- WRITTEN PROBLEM -
Each line that follows should be printed again exactly as it stands.

- ENTRIES SHOWN -
* BEGIN *

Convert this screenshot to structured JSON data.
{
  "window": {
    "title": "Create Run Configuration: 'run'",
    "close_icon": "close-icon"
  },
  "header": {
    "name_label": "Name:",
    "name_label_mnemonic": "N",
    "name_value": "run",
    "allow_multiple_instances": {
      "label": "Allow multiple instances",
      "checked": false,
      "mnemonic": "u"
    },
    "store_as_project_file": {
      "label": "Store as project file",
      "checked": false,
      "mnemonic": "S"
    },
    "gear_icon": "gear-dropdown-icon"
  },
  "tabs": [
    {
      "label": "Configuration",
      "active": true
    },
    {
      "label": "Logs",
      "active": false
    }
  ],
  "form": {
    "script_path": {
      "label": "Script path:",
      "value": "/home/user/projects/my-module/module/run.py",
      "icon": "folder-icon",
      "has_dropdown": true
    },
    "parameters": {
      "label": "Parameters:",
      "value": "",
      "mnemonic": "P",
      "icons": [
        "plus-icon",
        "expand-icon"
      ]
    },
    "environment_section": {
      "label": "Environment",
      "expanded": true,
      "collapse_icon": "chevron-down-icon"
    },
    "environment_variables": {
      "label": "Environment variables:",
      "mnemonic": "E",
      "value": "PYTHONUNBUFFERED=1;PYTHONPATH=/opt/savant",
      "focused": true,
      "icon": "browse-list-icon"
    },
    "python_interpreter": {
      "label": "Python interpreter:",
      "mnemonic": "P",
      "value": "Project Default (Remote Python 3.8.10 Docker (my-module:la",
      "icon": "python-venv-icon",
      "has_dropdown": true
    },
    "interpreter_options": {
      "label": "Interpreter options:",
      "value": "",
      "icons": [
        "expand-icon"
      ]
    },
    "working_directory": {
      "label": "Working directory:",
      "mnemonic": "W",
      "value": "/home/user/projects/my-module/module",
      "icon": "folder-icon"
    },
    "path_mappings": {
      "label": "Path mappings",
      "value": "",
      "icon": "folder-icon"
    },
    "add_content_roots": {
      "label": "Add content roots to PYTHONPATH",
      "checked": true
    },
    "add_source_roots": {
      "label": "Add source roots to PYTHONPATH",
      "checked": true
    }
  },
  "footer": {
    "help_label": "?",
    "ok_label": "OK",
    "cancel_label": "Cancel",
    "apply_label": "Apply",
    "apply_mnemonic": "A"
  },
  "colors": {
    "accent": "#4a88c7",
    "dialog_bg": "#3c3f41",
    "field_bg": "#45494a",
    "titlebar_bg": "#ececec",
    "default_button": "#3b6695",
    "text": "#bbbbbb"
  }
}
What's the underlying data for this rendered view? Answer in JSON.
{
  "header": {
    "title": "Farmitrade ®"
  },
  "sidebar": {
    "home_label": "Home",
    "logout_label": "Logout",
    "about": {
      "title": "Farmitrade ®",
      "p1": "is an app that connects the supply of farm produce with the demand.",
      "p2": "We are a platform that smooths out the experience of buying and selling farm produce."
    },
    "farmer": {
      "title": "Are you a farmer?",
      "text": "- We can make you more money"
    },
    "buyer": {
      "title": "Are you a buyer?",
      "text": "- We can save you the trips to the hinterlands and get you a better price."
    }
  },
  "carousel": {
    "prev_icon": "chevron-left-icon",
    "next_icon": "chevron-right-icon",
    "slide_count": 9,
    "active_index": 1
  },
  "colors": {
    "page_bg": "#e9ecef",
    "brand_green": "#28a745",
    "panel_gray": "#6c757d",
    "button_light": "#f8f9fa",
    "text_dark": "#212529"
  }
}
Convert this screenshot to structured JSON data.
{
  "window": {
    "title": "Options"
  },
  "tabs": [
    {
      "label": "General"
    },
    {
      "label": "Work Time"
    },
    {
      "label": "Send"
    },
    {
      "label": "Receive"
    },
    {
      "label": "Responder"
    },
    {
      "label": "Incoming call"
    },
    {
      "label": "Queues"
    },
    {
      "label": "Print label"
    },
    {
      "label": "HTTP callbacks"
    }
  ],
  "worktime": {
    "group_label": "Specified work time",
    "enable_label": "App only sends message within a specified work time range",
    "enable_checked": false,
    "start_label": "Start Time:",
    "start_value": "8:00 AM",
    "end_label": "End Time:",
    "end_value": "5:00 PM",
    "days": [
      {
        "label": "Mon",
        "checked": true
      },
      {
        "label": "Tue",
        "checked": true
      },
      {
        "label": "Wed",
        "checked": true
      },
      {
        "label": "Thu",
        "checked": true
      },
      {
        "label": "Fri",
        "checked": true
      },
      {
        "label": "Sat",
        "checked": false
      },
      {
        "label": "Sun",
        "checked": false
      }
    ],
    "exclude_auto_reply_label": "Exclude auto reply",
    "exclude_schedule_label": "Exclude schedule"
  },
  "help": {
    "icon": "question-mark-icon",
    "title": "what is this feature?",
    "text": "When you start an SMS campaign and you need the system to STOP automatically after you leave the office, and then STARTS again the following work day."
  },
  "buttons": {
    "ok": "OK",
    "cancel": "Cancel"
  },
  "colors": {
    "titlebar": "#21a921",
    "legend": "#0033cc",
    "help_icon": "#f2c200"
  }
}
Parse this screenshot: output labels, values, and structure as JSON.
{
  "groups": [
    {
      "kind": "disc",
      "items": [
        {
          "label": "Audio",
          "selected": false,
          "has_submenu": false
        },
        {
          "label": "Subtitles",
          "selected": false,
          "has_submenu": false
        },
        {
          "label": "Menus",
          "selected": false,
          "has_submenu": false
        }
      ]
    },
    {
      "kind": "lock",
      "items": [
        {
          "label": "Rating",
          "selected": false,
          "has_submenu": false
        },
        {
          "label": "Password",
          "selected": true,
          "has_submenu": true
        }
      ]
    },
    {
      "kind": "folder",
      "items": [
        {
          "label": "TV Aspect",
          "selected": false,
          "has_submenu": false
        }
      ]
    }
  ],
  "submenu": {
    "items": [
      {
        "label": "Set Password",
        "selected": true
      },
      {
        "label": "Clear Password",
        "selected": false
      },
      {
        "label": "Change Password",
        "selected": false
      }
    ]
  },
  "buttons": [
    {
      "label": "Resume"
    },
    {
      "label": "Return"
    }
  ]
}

* END *

- OUTPUT -
Convert this screenshot to structured JSON data.
{
  "window": {
    "title": "Create Run Configuration: 'run'",
    "close_icon": "close-icon"
  },
  "header": {
    "name_label": "Name:",
    "name_label_mnemonic": "N",
    "name_value": "run",
    "allow_multiple_instances": {
      "label": "Allow multiple instances",
      "checked": false,
      "mnemonic": "u"
    },
    "store_as_project_file": {
      "label": "Store as project file",
      "checked": false,
      "mnemonic": "S"
    },
    "gear_icon": "gear-dropdown-icon"
  },
  "tabs": [
    {
      "label": "Configuration",
      "active": true
    },
    {
      "label": "Logs",
      "active": false
    }
  ],
  "form": {
    "script_path": {
      "label": "Script path:",
      "value": "/home/user/projects/my-module/module/run.py",
      "icon": "folder-icon",
      "has_dropdown": true
    },
    "parameters": {
      "label": "Parameters:",
      "value": "",
      "mnemonic": "P",
      "icons": [
        "plus-icon",
        "expand-icon"
      ]
    },
    "environment_section": {
      "label": "Environment",
      "expanded": true,
      "collapse_icon": "chevron-down-icon"
    },
    "environment_variables": {
      "label": "Environment variables:",
      "mnemonic": "E",
      "value": "PYTHONUNBUFFERED=1;PYTHONPATH=/opt/savant",
      "focused": true,
      "icon": "browse-list-icon"
    },
    "python_interpreter": {
      "label": "Python interpreter:",
      "mnemonic": "P",
      "value": "Project Default (Remote Python 3.8.10 Docker (my-module:la",
      "icon": "python-venv-icon",
      "has_dropdown": true
    },
    "interpreter_options": {
      "label": "Interpreter options:",
      "value": "",
      "icons": [
        "expand-icon"
      ]
    },
    "working_directory": {
      "label": "Working directory:",
      "mnemonic": "W",
      "value": "/home/user/projects/my-module/module",
      "icon": "folder-icon"
    },
    "path_mappings": {
      "label": "Path mappings",
      "value": "",
      "icon": "folder-icon"
    },
    "add_content_roots": {
      "label": "Add content roots to PYTHONPATH",
      "checked": true
    },
    "add_source_roots": {
      "label": "Add source roots to PYTHONPATH",
      "checked": true
    }
  },
  "footer": {
    "help_label": "?",
    "ok_label": "OK",
    "cancel_label": "Cancel",
    "apply_label": "Apply",
    "apply_mnemonic": "A"
  },
  "colors": {
    "accent": "#4a88c7",
    "dialog_bg": "#3c3f41",
    "field_bg": "#45494a",
    "titlebar_bg": "#ececec",
    "default_button": "#3b6695",
    "text": "#bbbbbb"
  }
}
What's the underlying data for this rendered view? Answer in JSON.
{
  "header": {
    "title": "Farmitrade ®"
  },
  "sidebar": {
    "home_label": "Home",
    "logout_label": "Logout",
    "about": {
      "title": "Farmitrade ®",
      "p1": "is an app that connects the supply of farm produce with the demand.",
      "p2": "We are a platform that smooths out the experience of buying and selling farm produce."
    },
    "farmer": {
      "title": "Are you a farmer?",
      "text": "- We can make you more money"
    },
    "buyer": {
      "title": "Are you a buyer?",
      "text": "- We can save you the trips to the hinterlands and get you a better price."
    }
  },
  "carousel": {
    "prev_icon": "chevron-left-icon",
    "next_icon": "chevron-right-icon",
    "slide_count": 9,
    "active_index": 1
  },
  "colors": {
    "page_bg": "#e9ecef",
    "brand_green": "#28a745",
    "panel_gray": "#6c757d",
    "button_light": "#f8f9fa",
    "text_dark": "#212529"
  }
}
Convert this screenshot to structured JSON data.
{
  "window": {
    "title": "Options"
  },
  "tabs": [
    {
      "label": "General"
    },
    {
      "label": "Work Time"
    },
    {
      "label": "Send"
    },
    {
      "label": "Receive"
    },
    {
      "label": "Responder"
    },
    {
      "label": "Incoming call"
    },
    {
      "label": "Queues"
    },
    {
      "label": "Print label"
    },
    {
      "label": "HTTP callbacks"
    }
  ],
  "worktime": {
    "group_label": "Specified work time",
    "enable_label": "App only sends message within a specified work time range",
    "enable_checked": false,
    "start_label": "Start Time:",
    "start_value": "8:00 AM",
    "end_label": "End Time:",
    "end_value": "5:00 PM",
    "days": [
      {
        "label": "Mon",
        "checked": true
      },
      {
        "label": "Tue",
        "checked": true
      },
      {
        "label": "Wed",
        "checked": true
      },
      {
        "label": "Thu",
        "checked": true
      },
      {
        "label": "Fri",
        "checked": true
      },
      {
        "label": "Sat",
        "checked": false
      },
      {
        "label": "Sun",
        "checked": false
      }
    ],
    "exclude_auto_reply_label": "Exclude auto reply",
    "exclude_schedule_label": "Exclude schedule"
  },
  "help": {
    "icon": "question-mark-icon",
    "title": "what is this feature?",
    "text": "When you start an SMS campaign and you need the system to STOP automatically after you leave the office, and then STARTS again the following work day."
  },
  "buttons": {
    "ok": "OK",
    "cancel": "Cancel"
  },
  "colors": {
    "titlebar": "#21a921",
    "legend": "#0033cc",
    "help_icon": "#f2c200"
  }
}
Parse this screenshot: output labels, values, and structure as JSON.
{
  "groups": [
    {
      "kind": "disc",
      "items": [
        {
          "label": "Audio",
          "selected": false,
          "has_submenu": false
        },
        {
          "label": "Subtitles",
          "selected": false,
          "has_submenu": false
        },
        {
          "label": "Menus",
          "selected": false,
          "has_submenu": false
        }
      ]
    },
    {
      "kind": "lock",
      "items": [
        {
          "label": "Rating",
          "selected": false,
          "has_submenu": false
        },
        {
          "label": "Password",
          "selected": true,
          "has_submenu": true
        }
      ]
    },
    {
      "kind": "folder",
      "items": [
        {
          "label": "TV Aspect",
          "selected": false,
          "has_submenu": false
        }
      ]
    }
  ],
  "submenu": {
    "items": [
      {
        "label": "Set Password",
        "selected": true
      },
      {
        "label": "Clear Password",
        "selected": false
      },
      {
        "label": "Change Password",
        "selected": false
      }
    ]
  },
  "buttons": [
    {
      "label": "Resume"
    },
    {
      "label": "Return"
    }
  ]
}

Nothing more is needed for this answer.